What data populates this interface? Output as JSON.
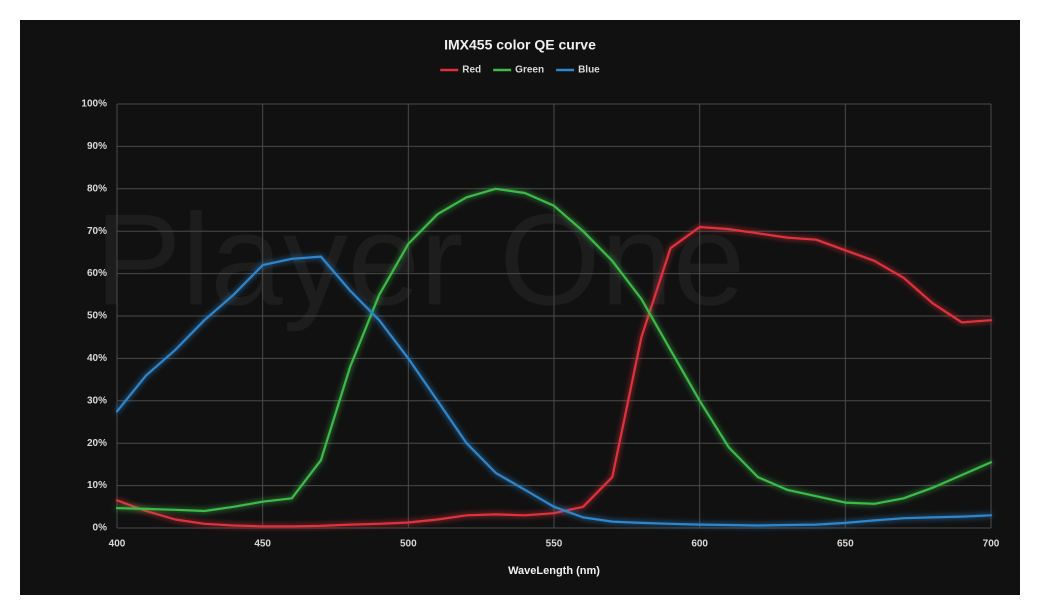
{
  "chart_data": {
    "type": "line",
    "title": "IMX455 color QE curve",
    "watermark": "Player One",
    "x_label": "WaveLength (nm)",
    "x": [
      400,
      410,
      420,
      430,
      440,
      450,
      460,
      470,
      480,
      490,
      500,
      510,
      520,
      530,
      540,
      550,
      560,
      570,
      580,
      590,
      600,
      610,
      620,
      630,
      640,
      650,
      660,
      670,
      680,
      690,
      700
    ],
    "series": [
      {
        "name": "Red",
        "color": "#e0303c",
        "values": [
          6.5,
          4,
          2,
          1,
          0.6,
          0.4,
          0.4,
          0.5,
          0.8,
          1,
          1.3,
          2,
          3,
          3.2,
          3,
          3.5,
          5,
          12,
          45,
          66,
          71,
          70.5,
          69.5,
          68.5,
          68,
          65.5,
          63,
          59,
          53,
          48.5,
          49
        ]
      },
      {
        "name": "Green",
        "color": "#3cba4a",
        "values": [
          4.7,
          4.5,
          4.3,
          4,
          5,
          6.2,
          7,
          16,
          38,
          55,
          67,
          74,
          78,
          80,
          79,
          76,
          70,
          63,
          54,
          42,
          30,
          19,
          12,
          9,
          7.5,
          6,
          5.7,
          7,
          9.5,
          12.5,
          15.5
        ]
      },
      {
        "name": "Blue",
        "color": "#2f86cc",
        "values": [
          27.5,
          36,
          42,
          49,
          55,
          62,
          63.5,
          64,
          56,
          49,
          40,
          30,
          20,
          13,
          9,
          5,
          2.5,
          1.5,
          1.2,
          1,
          0.8,
          0.7,
          0.6,
          0.7,
          0.8,
          1.2,
          1.8,
          2.3,
          2.5,
          2.7,
          3
        ]
      }
    ],
    "xlim": [
      400,
      700
    ],
    "xticks": [
      400,
      450,
      500,
      550,
      600,
      650,
      700
    ],
    "ylim": [
      0,
      100
    ],
    "yticks": [
      {
        "value": 0,
        "label": "0%"
      },
      {
        "value": 10,
        "label": "10%"
      },
      {
        "value": 20,
        "label": "20%"
      },
      {
        "value": 30,
        "label": "30%"
      },
      {
        "value": 40,
        "label": "40%"
      },
      {
        "value": 50,
        "label": "50%"
      },
      {
        "value": 60,
        "label": "60%"
      },
      {
        "value": 70,
        "label": "70%"
      },
      {
        "value": 80,
        "label": "80%"
      },
      {
        "value": 90,
        "label": "90%"
      },
      {
        "value": 100,
        "label": "100%"
      }
    ],
    "grid": true,
    "legend": "top"
  }
}
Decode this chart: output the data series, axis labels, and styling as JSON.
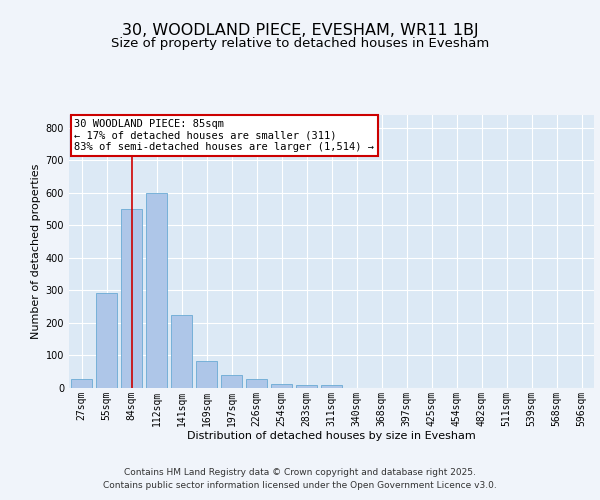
{
  "title": "30, WOODLAND PIECE, EVESHAM, WR11 1BJ",
  "subtitle": "Size of property relative to detached houses in Evesham",
  "xlabel": "Distribution of detached houses by size in Evesham",
  "ylabel": "Number of detached properties",
  "categories": [
    "27sqm",
    "55sqm",
    "84sqm",
    "112sqm",
    "141sqm",
    "169sqm",
    "197sqm",
    "226sqm",
    "254sqm",
    "283sqm",
    "311sqm",
    "340sqm",
    "368sqm",
    "397sqm",
    "425sqm",
    "454sqm",
    "482sqm",
    "511sqm",
    "539sqm",
    "568sqm",
    "596sqm"
  ],
  "values": [
    25,
    290,
    550,
    600,
    225,
    82,
    37,
    25,
    12,
    8,
    7,
    0,
    0,
    0,
    0,
    0,
    0,
    0,
    0,
    0,
    0
  ],
  "bar_color": "#aec6e8",
  "bar_edge_color": "#6aaad4",
  "bg_color": "#dce9f5",
  "fig_bg_color": "#f0f4fa",
  "grid_color": "#ffffff",
  "vline_x": 2,
  "vline_color": "#cc0000",
  "annotation_text": "30 WOODLAND PIECE: 85sqm\n← 17% of detached houses are smaller (311)\n83% of semi-detached houses are larger (1,514) →",
  "annotation_box_edgecolor": "#cc0000",
  "annotation_box_facecolor": "#ffffff",
  "ylim": [
    0,
    840
  ],
  "yticks": [
    0,
    100,
    200,
    300,
    400,
    500,
    600,
    700,
    800
  ],
  "footer_line1": "Contains HM Land Registry data © Crown copyright and database right 2025.",
  "footer_line2": "Contains public sector information licensed under the Open Government Licence v3.0.",
  "title_fontsize": 11.5,
  "subtitle_fontsize": 9.5,
  "axis_label_fontsize": 8,
  "tick_fontsize": 7,
  "annotation_fontsize": 7.5,
  "footer_fontsize": 6.5
}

*Job*:
Copy the records above exactly, leaving out every picture.

*Correct output*:
What data populates this interface? Output as JSON.
{
  "chart_data": {
    "type": "line",
    "title": "IMX455 color QE curve",
    "watermark": "Player One",
    "x_label": "WaveLength (nm)",
    "x": [
      400,
      410,
      420,
      430,
      440,
      450,
      460,
      470,
      480,
      490,
      500,
      510,
      520,
      530,
      540,
      550,
      560,
      570,
      580,
      590,
      600,
      610,
      620,
      630,
      640,
      650,
      660,
      670,
      680,
      690,
      700
    ],
    "series": [
      {
        "name": "Red",
        "color": "#e0303c",
        "values": [
          6.5,
          4,
          2,
          1,
          0.6,
          0.4,
          0.4,
          0.5,
          0.8,
          1,
          1.3,
          2,
          3,
          3.2,
          3,
          3.5,
          5,
          12,
          45,
          66,
          71,
          70.5,
          69.5,
          68.5,
          68,
          65.5,
          63,
          59,
          53,
          48.5,
          49
        ]
      },
      {
        "name": "Green",
        "color": "#3cba4a",
        "values": [
          4.7,
          4.5,
          4.3,
          4,
          5,
          6.2,
          7,
          16,
          38,
          55,
          67,
          74,
          78,
          80,
          79,
          76,
          70,
          63,
          54,
          42,
          30,
          19,
          12,
          9,
          7.5,
          6,
          5.7,
          7,
          9.5,
          12.5,
          15.5
        ]
      },
      {
        "name": "Blue",
        "color": "#2f86cc",
        "values": [
          27.5,
          36,
          42,
          49,
          55,
          62,
          63.5,
          64,
          56,
          49,
          40,
          30,
          20,
          13,
          9,
          5,
          2.5,
          1.5,
          1.2,
          1,
          0.8,
          0.7,
          0.6,
          0.7,
          0.8,
          1.2,
          1.8,
          2.3,
          2.5,
          2.7,
          3
        ]
      }
    ],
    "xlim": [
      400,
      700
    ],
    "xticks": [
      400,
      450,
      500,
      550,
      600,
      650,
      700
    ],
    "ylim": [
      0,
      100
    ],
    "yticks": [
      {
        "value": 0,
        "label": "0%"
      },
      {
        "value": 10,
        "label": "10%"
      },
      {
        "value": 20,
        "label": "20%"
      },
      {
        "value": 30,
        "label": "30%"
      },
      {
        "value": 40,
        "label": "40%"
      },
      {
        "value": 50,
        "label": "50%"
      },
      {
        "value": 60,
        "label": "60%"
      },
      {
        "value": 70,
        "label": "70%"
      },
      {
        "value": 80,
        "label": "80%"
      },
      {
        "value": 90,
        "label": "90%"
      },
      {
        "value": 100,
        "label": "100%"
      }
    ],
    "grid": true,
    "legend": "top"
  }
}
Decode this chart: output the data series, axis labels, and styling as JSON.
{
  "title": "30, WOODLAND PIECE, EVESHAM, WR11 1BJ",
  "subtitle": "Size of property relative to detached houses in Evesham",
  "xlabel": "Distribution of detached houses by size in Evesham",
  "ylabel": "Number of detached properties",
  "categories": [
    "27sqm",
    "55sqm",
    "84sqm",
    "112sqm",
    "141sqm",
    "169sqm",
    "197sqm",
    "226sqm",
    "254sqm",
    "283sqm",
    "311sqm",
    "340sqm",
    "368sqm",
    "397sqm",
    "425sqm",
    "454sqm",
    "482sqm",
    "511sqm",
    "539sqm",
    "568sqm",
    "596sqm"
  ],
  "values": [
    25,
    290,
    550,
    600,
    225,
    82,
    37,
    25,
    12,
    8,
    7,
    0,
    0,
    0,
    0,
    0,
    0,
    0,
    0,
    0,
    0
  ],
  "bar_color": "#aec6e8",
  "bar_edge_color": "#6aaad4",
  "bg_color": "#dce9f5",
  "fig_bg_color": "#f0f4fa",
  "grid_color": "#ffffff",
  "vline_x": 2,
  "vline_color": "#cc0000",
  "annotation_text": "30 WOODLAND PIECE: 85sqm\n← 17% of detached houses are smaller (311)\n83% of semi-detached houses are larger (1,514) →",
  "annotation_box_edgecolor": "#cc0000",
  "annotation_box_facecolor": "#ffffff",
  "ylim": [
    0,
    840
  ],
  "yticks": [
    0,
    100,
    200,
    300,
    400,
    500,
    600,
    700,
    800
  ],
  "footer_line1": "Contains HM Land Registry data © Crown copyright and database right 2025.",
  "footer_line2": "Contains public sector information licensed under the Open Government Licence v3.0.",
  "title_fontsize": 11.5,
  "subtitle_fontsize": 9.5,
  "axis_label_fontsize": 8,
  "tick_fontsize": 7,
  "annotation_fontsize": 7.5,
  "footer_fontsize": 6.5
}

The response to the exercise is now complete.